First, it is reasonable to expect that sections of definitions will be hard to annotate since there simply may not be appropriate definitions available.
Second, the choice of tools will have an impact on the actual implementations and the ease-of-use for the developers. Having these two constraints in mind we propose JSON-LD as a serialization format. There are three important reasons for this:
Most developers are already familiar with JSON and enjoy the ease of use JSON provides. Therefore the use of JSON-LD lowers the barrier of adoption and makes the transition from non-linked data to linked data almost seamless. Since JSON-LD allows for blank nodes to be used for predicates, it makes cases where users may not find appropriate terms less severe (and still technically correct). More on this subject can be found here: http://manu.sporny.org/2013/rdf-identifiers/
JSON-LD provides means to split the annotations and the data by providing the option to pass the JSON-LD context in the HTTP response link header. This is an important implementation detail that allows developers to migrate their existing APIs without modifying the underlying response building code.
----
• [TASK OBJECTIVE]:
Quote the passage on adopting JSON-LD as a serialization format in full, word for word.
----
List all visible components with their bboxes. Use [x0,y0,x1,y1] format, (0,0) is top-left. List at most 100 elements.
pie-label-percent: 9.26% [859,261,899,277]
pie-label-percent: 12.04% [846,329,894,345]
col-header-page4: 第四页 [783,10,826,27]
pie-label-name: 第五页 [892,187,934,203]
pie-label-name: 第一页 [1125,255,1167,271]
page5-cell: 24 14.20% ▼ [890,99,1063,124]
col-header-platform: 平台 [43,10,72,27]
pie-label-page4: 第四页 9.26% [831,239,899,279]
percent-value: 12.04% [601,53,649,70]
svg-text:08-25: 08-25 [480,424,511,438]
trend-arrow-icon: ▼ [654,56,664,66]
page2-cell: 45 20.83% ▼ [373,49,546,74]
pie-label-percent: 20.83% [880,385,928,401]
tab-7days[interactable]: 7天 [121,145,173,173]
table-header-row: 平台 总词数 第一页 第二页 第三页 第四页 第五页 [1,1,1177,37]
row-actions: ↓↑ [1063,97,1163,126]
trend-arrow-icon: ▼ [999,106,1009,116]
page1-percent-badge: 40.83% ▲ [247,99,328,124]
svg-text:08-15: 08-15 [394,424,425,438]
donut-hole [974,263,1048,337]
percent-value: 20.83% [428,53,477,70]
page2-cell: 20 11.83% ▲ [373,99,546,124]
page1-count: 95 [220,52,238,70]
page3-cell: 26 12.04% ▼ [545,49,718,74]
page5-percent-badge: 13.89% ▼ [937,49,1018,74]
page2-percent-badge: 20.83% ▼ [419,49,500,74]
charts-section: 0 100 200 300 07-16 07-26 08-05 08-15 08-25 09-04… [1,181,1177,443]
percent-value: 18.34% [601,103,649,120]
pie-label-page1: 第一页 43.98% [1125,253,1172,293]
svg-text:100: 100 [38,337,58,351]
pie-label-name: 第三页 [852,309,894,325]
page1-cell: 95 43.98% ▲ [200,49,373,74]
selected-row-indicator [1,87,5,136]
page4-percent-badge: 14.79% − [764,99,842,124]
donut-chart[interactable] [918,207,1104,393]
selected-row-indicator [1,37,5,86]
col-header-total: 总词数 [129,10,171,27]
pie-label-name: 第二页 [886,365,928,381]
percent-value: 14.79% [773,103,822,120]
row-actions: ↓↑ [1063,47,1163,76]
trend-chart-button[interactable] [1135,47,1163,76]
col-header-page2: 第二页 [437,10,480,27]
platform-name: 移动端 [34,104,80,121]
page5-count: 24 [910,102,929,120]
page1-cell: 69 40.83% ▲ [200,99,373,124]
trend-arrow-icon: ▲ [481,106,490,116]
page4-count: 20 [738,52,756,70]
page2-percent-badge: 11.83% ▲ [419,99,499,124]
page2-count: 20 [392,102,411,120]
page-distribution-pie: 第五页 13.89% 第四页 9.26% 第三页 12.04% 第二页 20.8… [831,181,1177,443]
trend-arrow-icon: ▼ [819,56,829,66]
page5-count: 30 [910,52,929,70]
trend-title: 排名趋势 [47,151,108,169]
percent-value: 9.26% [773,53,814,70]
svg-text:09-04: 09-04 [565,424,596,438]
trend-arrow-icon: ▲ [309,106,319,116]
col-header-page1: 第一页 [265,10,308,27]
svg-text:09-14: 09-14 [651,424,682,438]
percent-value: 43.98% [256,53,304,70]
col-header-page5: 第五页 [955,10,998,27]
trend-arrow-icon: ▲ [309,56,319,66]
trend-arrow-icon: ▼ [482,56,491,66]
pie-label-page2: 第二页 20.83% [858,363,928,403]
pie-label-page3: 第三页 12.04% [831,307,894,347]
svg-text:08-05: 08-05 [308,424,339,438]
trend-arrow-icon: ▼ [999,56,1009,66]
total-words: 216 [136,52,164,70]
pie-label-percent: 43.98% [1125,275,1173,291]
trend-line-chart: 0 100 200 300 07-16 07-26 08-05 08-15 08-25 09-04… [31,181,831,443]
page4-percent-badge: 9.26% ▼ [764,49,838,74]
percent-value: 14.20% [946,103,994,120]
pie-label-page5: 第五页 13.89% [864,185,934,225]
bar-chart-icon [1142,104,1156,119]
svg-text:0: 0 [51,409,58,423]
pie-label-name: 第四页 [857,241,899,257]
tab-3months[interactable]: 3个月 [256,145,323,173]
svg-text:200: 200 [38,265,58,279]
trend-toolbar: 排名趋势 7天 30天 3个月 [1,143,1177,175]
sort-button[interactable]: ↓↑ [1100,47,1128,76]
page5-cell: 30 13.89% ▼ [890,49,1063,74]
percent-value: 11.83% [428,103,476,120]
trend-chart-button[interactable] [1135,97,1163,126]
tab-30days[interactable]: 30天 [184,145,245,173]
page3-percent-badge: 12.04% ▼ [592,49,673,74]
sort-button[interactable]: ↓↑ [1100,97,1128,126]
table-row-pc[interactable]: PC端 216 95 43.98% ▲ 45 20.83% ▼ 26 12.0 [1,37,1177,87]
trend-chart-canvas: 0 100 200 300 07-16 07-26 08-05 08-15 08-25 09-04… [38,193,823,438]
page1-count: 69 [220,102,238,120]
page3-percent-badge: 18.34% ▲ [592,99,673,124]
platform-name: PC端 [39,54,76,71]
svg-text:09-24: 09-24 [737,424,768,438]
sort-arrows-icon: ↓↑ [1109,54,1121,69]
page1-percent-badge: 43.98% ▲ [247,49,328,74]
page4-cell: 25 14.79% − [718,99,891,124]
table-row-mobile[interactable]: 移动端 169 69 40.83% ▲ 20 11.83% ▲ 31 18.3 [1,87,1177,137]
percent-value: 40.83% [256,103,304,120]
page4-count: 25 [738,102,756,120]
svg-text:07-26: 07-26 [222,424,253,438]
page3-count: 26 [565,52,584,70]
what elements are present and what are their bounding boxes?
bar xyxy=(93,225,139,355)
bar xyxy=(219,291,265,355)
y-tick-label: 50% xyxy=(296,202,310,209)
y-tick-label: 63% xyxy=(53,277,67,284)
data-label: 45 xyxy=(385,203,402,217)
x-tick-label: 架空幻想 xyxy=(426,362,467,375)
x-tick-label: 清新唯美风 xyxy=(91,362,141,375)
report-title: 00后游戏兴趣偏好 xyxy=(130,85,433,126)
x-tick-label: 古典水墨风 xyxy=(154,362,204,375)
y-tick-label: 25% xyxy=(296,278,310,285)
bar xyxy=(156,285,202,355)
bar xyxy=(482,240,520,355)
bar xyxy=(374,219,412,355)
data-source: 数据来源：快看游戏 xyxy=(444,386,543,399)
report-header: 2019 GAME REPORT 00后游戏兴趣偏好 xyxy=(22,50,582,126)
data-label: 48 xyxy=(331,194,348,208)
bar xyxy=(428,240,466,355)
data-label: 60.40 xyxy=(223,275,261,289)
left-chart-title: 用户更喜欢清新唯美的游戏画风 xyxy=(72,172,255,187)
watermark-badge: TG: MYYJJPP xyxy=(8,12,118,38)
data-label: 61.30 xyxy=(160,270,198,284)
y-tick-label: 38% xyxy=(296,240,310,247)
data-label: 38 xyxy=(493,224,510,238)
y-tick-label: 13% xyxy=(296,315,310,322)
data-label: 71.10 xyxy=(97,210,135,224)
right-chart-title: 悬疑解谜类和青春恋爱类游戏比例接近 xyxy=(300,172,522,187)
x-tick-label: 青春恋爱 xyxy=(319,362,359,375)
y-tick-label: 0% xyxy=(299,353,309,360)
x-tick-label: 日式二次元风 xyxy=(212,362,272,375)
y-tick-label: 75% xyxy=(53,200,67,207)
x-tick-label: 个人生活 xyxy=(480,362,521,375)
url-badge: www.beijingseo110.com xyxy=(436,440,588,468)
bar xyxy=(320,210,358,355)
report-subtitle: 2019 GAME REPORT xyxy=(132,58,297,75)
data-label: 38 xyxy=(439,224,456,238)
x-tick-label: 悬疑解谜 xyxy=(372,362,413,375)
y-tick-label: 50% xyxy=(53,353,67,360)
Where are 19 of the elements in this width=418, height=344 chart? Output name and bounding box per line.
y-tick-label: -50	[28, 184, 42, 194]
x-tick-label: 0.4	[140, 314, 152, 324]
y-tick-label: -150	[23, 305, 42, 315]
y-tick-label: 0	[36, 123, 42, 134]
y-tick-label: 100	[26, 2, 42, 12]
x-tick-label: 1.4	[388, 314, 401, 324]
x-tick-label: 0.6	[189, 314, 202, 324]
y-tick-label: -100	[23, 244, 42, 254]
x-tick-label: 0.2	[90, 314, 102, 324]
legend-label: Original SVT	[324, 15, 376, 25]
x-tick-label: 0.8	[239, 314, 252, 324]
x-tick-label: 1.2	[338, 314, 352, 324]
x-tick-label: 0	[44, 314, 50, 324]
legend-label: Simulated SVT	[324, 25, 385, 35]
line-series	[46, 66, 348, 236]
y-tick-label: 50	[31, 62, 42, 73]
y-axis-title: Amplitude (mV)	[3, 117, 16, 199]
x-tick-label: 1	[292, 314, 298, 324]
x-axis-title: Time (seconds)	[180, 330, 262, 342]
----
• [WRITTEN RESPONSE]:
First, it is reasonable to expect that sections of definitions will be hard to annotate since there simply may not be appropriate definitions available.
Second, the choice of tools will have an impact on the actual implementations and the ease-of-use for the developers. Having these two constraints in mind we propose JSON-LD as a serialization format. There are three important reasons for this:
Most developers are already familiar with JSON and enjoy the ease of use JSON provides. Therefore the use of JSON-LD lowers the barrier of adoption and makes the transition from non-linked data to linked data almost seamless. Since JSON-LD allows for blank nodes to be used for predicates, it makes cases where users may not find appropriate terms less severe (and still technically correct). More on this subject can be found here: http://manu.sporny.org/2013/rdf-identifiers/
JSON-LD provides means to split the annotations and the data by providing the option to pass the JSON-LD context in the HTTP response link header. This is an important implementation detail that allows developers to migrate their existing APIs without modifying the underlying response building code.